**GIVEN INSTRUCTION:** Omit all images, then return the remaining material exactly as it stands.
* Start RAW RECORDS *
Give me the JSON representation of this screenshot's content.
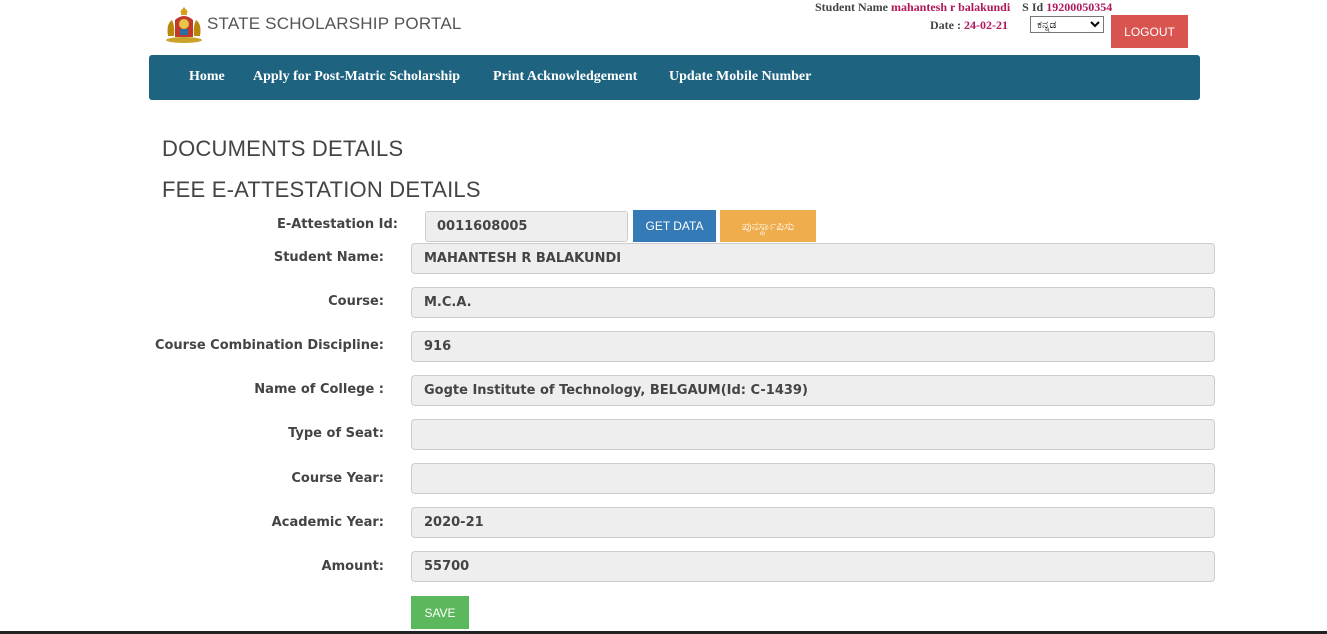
{
  "header": {
    "brand": "STATE SCHOLARSHIP PORTAL",
    "student_name_label": "Student Name",
    "student_name": "mahantesh r balakundi",
    "sid_label": "S Id",
    "sid": "19200050354",
    "date_label": "Date :",
    "date": "24-02-21",
    "language_selected": "ಕನ್ನಡ",
    "logout_label": "LOGOUT"
  },
  "nav": {
    "items": [
      {
        "label": "Home"
      },
      {
        "label": "Apply for Post-Matric Scholarship"
      },
      {
        "label": "Print Acknowledgement"
      },
      {
        "label": "Update Mobile Number"
      }
    ]
  },
  "main": {
    "documents_heading": "DOCUMENTS DETAILS",
    "fee_heading": "FEE E-ATTESTATION DETAILS",
    "attestation_label": "E-Attestation Id:",
    "attestation_value": "0011608005",
    "get_data_label": "GET DATA",
    "reset_label": "ಪುನರ್ಸ್ಥಾಪಿಸು",
    "fields": [
      {
        "label": "Student Name:",
        "value": "MAHANTESH R BALAKUNDI"
      },
      {
        "label": "Course:",
        "value": "M.C.A."
      },
      {
        "label": "Course Combination Discipline:",
        "value": "916"
      },
      {
        "label": "Name of College :",
        "value": "Gogte Institute of Technology, BELGAUM(Id: C-1439)"
      },
      {
        "label": "Type of Seat:",
        "value": ""
      },
      {
        "label": "Course Year:",
        "value": ""
      },
      {
        "label": "Academic Year:",
        "value": "2020-21"
      },
      {
        "label": "Amount:",
        "value": "55700"
      }
    ],
    "save_label": "SAVE"
  },
  "colors": {
    "navbar": "#1e6480",
    "logout": "#d9534f",
    "get_data": "#337ab7",
    "reset": "#f0ad4e",
    "save": "#5cb85c",
    "accent_text": "#b0175d"
  }
}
* End RAW RECORDS *
**FULL SOLUTION:**
Give me the JSON representation of this screenshot's content.
{
  "header": {
    "brand": "STATE SCHOLARSHIP PORTAL",
    "student_name_label": "Student Name",
    "student_name": "mahantesh r balakundi",
    "sid_label": "S Id",
    "sid": "19200050354",
    "date_label": "Date :",
    "date": "24-02-21",
    "language_selected": "ಕನ್ನಡ",
    "logout_label": "LOGOUT"
  },
  "nav": {
    "items": [
      {
        "label": "Home"
      },
      {
        "label": "Apply for Post-Matric Scholarship"
      },
      {
        "label": "Print Acknowledgement"
      },
      {
        "label": "Update Mobile Number"
      }
    ]
  },
  "main": {
    "documents_heading": "DOCUMENTS DETAILS",
    "fee_heading": "FEE E-ATTESTATION DETAILS",
    "attestation_label": "E-Attestation Id:",
    "attestation_value": "0011608005",
    "get_data_label": "GET DATA",
    "reset_label": "ಪುನರ್ಸ್ಥಾಪಿಸು",
    "fields": [
      {
        "label": "Student Name:",
        "value": "MAHANTESH R BALAKUNDI"
      },
      {
        "label": "Course:",
        "value": "M.C.A."
      },
      {
        "label": "Course Combination Discipline:",
        "value": "916"
      },
      {
        "label": "Name of College :",
        "value": "Gogte Institute of Technology, BELGAUM(Id: C-1439)"
      },
      {
        "label": "Type of Seat:",
        "value": ""
      },
      {
        "label": "Course Year:",
        "value": ""
      },
      {
        "label": "Academic Year:",
        "value": "2020-21"
      },
      {
        "label": "Amount:",
        "value": "55700"
      }
    ],
    "save_label": "SAVE"
  },
  "colors": {
    "navbar": "#1e6480",
    "logout": "#d9534f",
    "get_data": "#337ab7",
    "reset": "#f0ad4e",
    "save": "#5cb85c",
    "accent_text": "#b0175d"
  }
}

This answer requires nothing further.